Objective:
Retype the lines from the one containing "y-axis-title: Percentage xyxy=(22,171,41,263)" through the one containing "y-tick-label: 50.0 xyxy=(71,196,100,213)", including both of those lines.

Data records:

────────

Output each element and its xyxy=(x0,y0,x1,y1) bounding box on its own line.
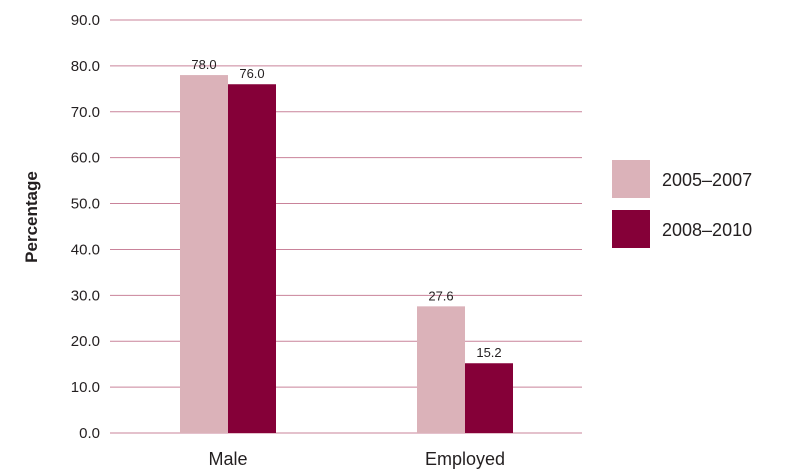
y-axis-title: Percentage xyxy=(22,171,41,263)
legend-label: 2008–2010 xyxy=(662,220,752,240)
y-tick-label: 30.0 xyxy=(71,287,100,304)
bar-employed-series-1 xyxy=(417,306,465,433)
y-tick-label: 10.0 xyxy=(71,379,100,396)
y-tick-label: 40.0 xyxy=(71,241,100,258)
y-tick-label: 80.0 xyxy=(71,58,100,75)
bars xyxy=(180,75,513,434)
y-tick-label: 50.0 xyxy=(71,196,100,213)
y-axis-tick-labels: 0.0 10.0 20.0 30.0 40.0 50.0 60.0 70.0 80.0 90.0 xyxy=(71,12,100,442)
data-label: 78.0 xyxy=(191,57,216,72)
bar-male-series-1 xyxy=(180,75,228,434)
legend-swatch xyxy=(612,160,650,198)
legend-swatch xyxy=(612,210,650,248)
legend-label: 2005–2007 xyxy=(662,170,752,190)
bar-employed-series-2 xyxy=(465,363,513,433)
bar-male-series-2 xyxy=(228,84,276,433)
x-category-label: Male xyxy=(208,449,247,469)
y-tick-label: 70.0 xyxy=(71,104,100,121)
data-label: 15.2 xyxy=(476,345,501,360)
y-tick-label: 20.0 xyxy=(71,333,100,350)
data-labels: 78.0 76.0 27.6 15.2 xyxy=(191,57,501,360)
y-tick-label: 0.0 xyxy=(79,425,100,442)
data-label: 76.0 xyxy=(239,66,264,81)
x-axis-category-labels: Male Employed xyxy=(208,449,505,469)
data-label: 27.6 xyxy=(428,288,453,303)
legend: 2005–2007 2008–2010 xyxy=(612,160,752,248)
y-tick-label: 90.0 xyxy=(71,12,100,29)
y-tick-label: 60.0 xyxy=(71,150,100,167)
x-category-label: Employed xyxy=(425,449,505,469)
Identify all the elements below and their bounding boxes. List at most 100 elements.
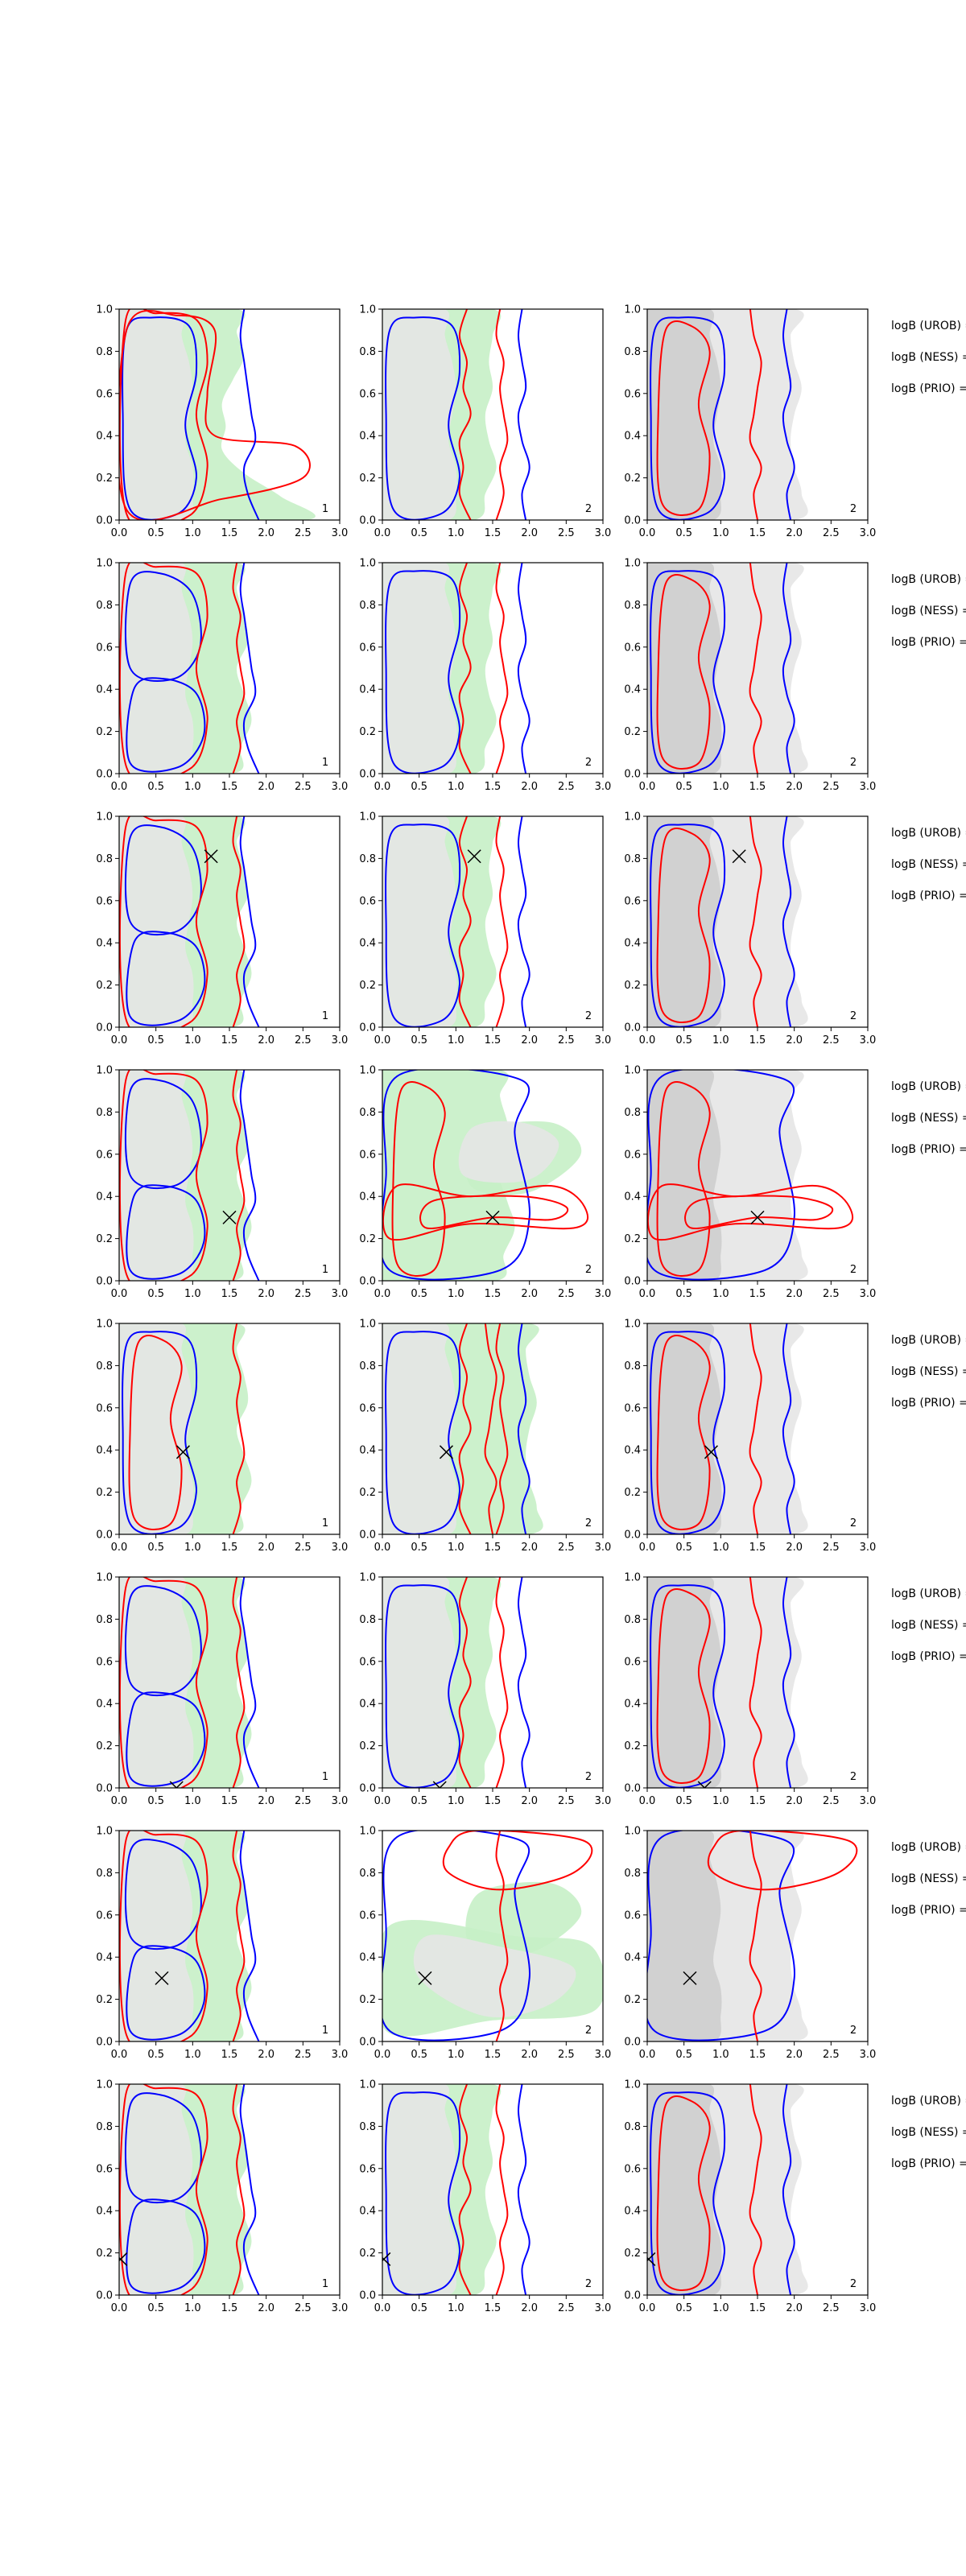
contour-area xyxy=(119,816,260,1027)
x-marker xyxy=(697,1781,712,1788)
x-tick-label: 0.5 xyxy=(147,781,164,793)
x-marker xyxy=(485,1210,500,1224)
x-tick-label: 3.0 xyxy=(595,2049,612,2061)
y-tick-label: 1.0 xyxy=(624,1065,641,1077)
y-tick-label: 0.6 xyxy=(624,642,641,654)
x-tick-label: 2.5 xyxy=(295,1542,312,1554)
panel-corner-label: 2 xyxy=(850,1010,857,1022)
side-label-2: logB (NESS) = xyxy=(891,1872,966,1885)
y-tick-label: 0.8 xyxy=(359,1614,376,1626)
y-tick-label: 0.8 xyxy=(96,1868,113,1880)
x-marker xyxy=(439,1445,453,1459)
x-tick-label: 3.0 xyxy=(332,2302,349,2314)
x-tick-label: 2.0 xyxy=(258,527,275,539)
contour-red-5 xyxy=(442,1831,593,1891)
y-tick-label: 0.2 xyxy=(359,1233,376,1245)
x-tick-label: 1.5 xyxy=(749,2302,766,2314)
y-tick-label: 0.4 xyxy=(624,1952,641,1964)
density-fill-green-2 xyxy=(465,1881,582,1956)
x-tick-label: 1.5 xyxy=(221,1795,238,1807)
x-tick-label: 2.0 xyxy=(258,2302,275,2314)
y-tick-label: 1.0 xyxy=(96,2079,113,2091)
x-tick-label: 3.0 xyxy=(332,1795,349,1807)
y-tick-label: 0.0 xyxy=(359,2290,376,2302)
y-tick-label: 0.8 xyxy=(624,853,641,865)
y-tick-label: 1.0 xyxy=(359,1319,376,1331)
y-tick-label: 0.8 xyxy=(624,1614,641,1626)
x-tick-label: 1.5 xyxy=(749,527,766,539)
y-tick-label: 0.4 xyxy=(624,938,641,950)
y-tick-label: 0.0 xyxy=(624,2037,641,2049)
side-label-1: logB (UROB) = xyxy=(891,1080,966,1093)
x-tick-label: 3.0 xyxy=(860,1542,877,1554)
contour-area xyxy=(382,1577,530,1788)
y-tick-label: 0.0 xyxy=(359,769,376,781)
x-tick-label: 2.0 xyxy=(786,1288,803,1300)
y-tick-label: 0.6 xyxy=(359,642,376,654)
x-tick-label: 2.0 xyxy=(258,1795,275,1807)
subplot-r5-c3: 0.0 0.5 1.0 1.5 2.0 2.5 3.0 0.0 0.2 0.4 0.6 0.8 1.0 2 xyxy=(624,1319,877,1554)
density-fill-grey-2 xyxy=(382,816,457,1027)
x-tick-label: 1.0 xyxy=(712,527,729,539)
panel-corner-label: 2 xyxy=(850,1771,857,1783)
y-tick-label: 1.0 xyxy=(359,558,376,570)
side-label-1: logB (UROB) = xyxy=(891,320,966,332)
y-tick-label: 0.0 xyxy=(96,1530,113,1542)
x-tick-label: 0.0 xyxy=(639,781,656,793)
y-tick-label: 0.2 xyxy=(624,980,641,992)
contour-red-5 xyxy=(495,563,509,774)
x-tick-label: 0.0 xyxy=(374,1795,391,1807)
contour-blue-4 xyxy=(126,1691,206,1787)
y-tick-label: 0.4 xyxy=(96,1445,113,1457)
x-tick-label: 1.5 xyxy=(485,527,502,539)
subplot-r5-c1: 0.0 0.5 1.0 1.5 2.0 2.5 3.0 0.0 0.2 0.4 0.6 0.8 1.0 1 xyxy=(96,1319,348,1554)
x-tick-label: 3.0 xyxy=(332,527,349,539)
x-tick-label: 1.0 xyxy=(448,527,464,539)
x-tick-label: 0.5 xyxy=(411,1034,427,1046)
x-tick-label: 3.0 xyxy=(860,1288,877,1300)
subplot-r7-c1: 0.0 0.5 1.0 1.5 2.0 2.5 3.0 0.0 0.2 0.4 0.6 0.8 1.0 1 xyxy=(96,1826,348,2062)
contour-blue-6 xyxy=(517,2084,530,2295)
contour-blue-3 xyxy=(124,1078,202,1190)
y-tick-label: 0.6 xyxy=(624,1402,641,1414)
panel-corner-label: 2 xyxy=(850,503,857,515)
contour-blue-3 xyxy=(122,316,198,520)
x-tick-label: 2.0 xyxy=(786,781,803,793)
x-tick-label: 1.0 xyxy=(184,781,201,793)
x-tick-label: 1.0 xyxy=(184,1795,201,1807)
contour-area xyxy=(119,309,316,520)
y-tick-label: 0.0 xyxy=(96,769,113,781)
y-tick-label: 0.8 xyxy=(359,1868,376,1880)
density-fill-grey-2 xyxy=(382,1577,457,1788)
contour-red-5 xyxy=(749,1323,762,1534)
contour-blue-3 xyxy=(650,570,726,774)
x-tick-label: 1.0 xyxy=(184,1542,201,1554)
y-tick-label: 0.2 xyxy=(624,1233,641,1245)
x-marker xyxy=(382,2252,391,2266)
x-tick-label: 2.5 xyxy=(823,781,840,793)
contour-red-5 xyxy=(495,816,509,1027)
x-tick-label: 2.0 xyxy=(521,1542,538,1554)
x-tick-label: 3.0 xyxy=(860,1795,877,1807)
x-tick-label: 2.5 xyxy=(558,1542,575,1554)
y-tick-label: 0.6 xyxy=(359,1656,376,1668)
y-tick-label: 0.4 xyxy=(359,684,376,696)
contour-red-4 xyxy=(119,309,208,520)
y-tick-label: 0.4 xyxy=(359,1445,376,1457)
side-label-3: logB (PRIO) = xyxy=(891,1904,966,1917)
y-tick-label: 0.4 xyxy=(624,1445,641,1457)
subplot-r1-c3: 0.0 0.5 1.0 1.5 2.0 2.5 3.0 0.0 0.2 0.4 0.6 0.8 1.0 2 xyxy=(624,304,876,540)
x-marker xyxy=(119,2252,128,2266)
density-fill-grey-3 xyxy=(458,1121,559,1183)
y-tick-label: 0.0 xyxy=(96,2037,113,2049)
y-tick-label: 1.0 xyxy=(96,304,113,316)
x-tick-label: 3.0 xyxy=(860,2049,877,2061)
y-tick-label: 0.6 xyxy=(96,1149,113,1161)
x-tick-label: 0.5 xyxy=(147,1795,164,1807)
x-tick-label: 0.0 xyxy=(639,2302,656,2314)
x-tick-label: 2.5 xyxy=(295,1034,312,1046)
y-tick-label: 1.0 xyxy=(624,1572,641,1584)
side-label-2: logB (NESS) = xyxy=(891,1112,966,1125)
x-tick-label: 2.0 xyxy=(258,1034,275,1046)
contour-red-6 xyxy=(495,1323,509,1534)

────────

Task response:
y-axis-title: Percentage xyxy=(22,171,41,263)
legend-label: 2008–2010 xyxy=(662,220,752,240)
y-tick-label: 30.0 xyxy=(71,287,100,304)
bar-employed-series-1 xyxy=(417,306,465,433)
y-tick-label: 10.0 xyxy=(71,379,100,396)
y-tick-label: 40.0 xyxy=(71,241,100,258)
y-tick-label: 80.0 xyxy=(71,58,100,75)
bars xyxy=(180,75,513,434)
y-tick-label: 50.0 xyxy=(71,196,100,213)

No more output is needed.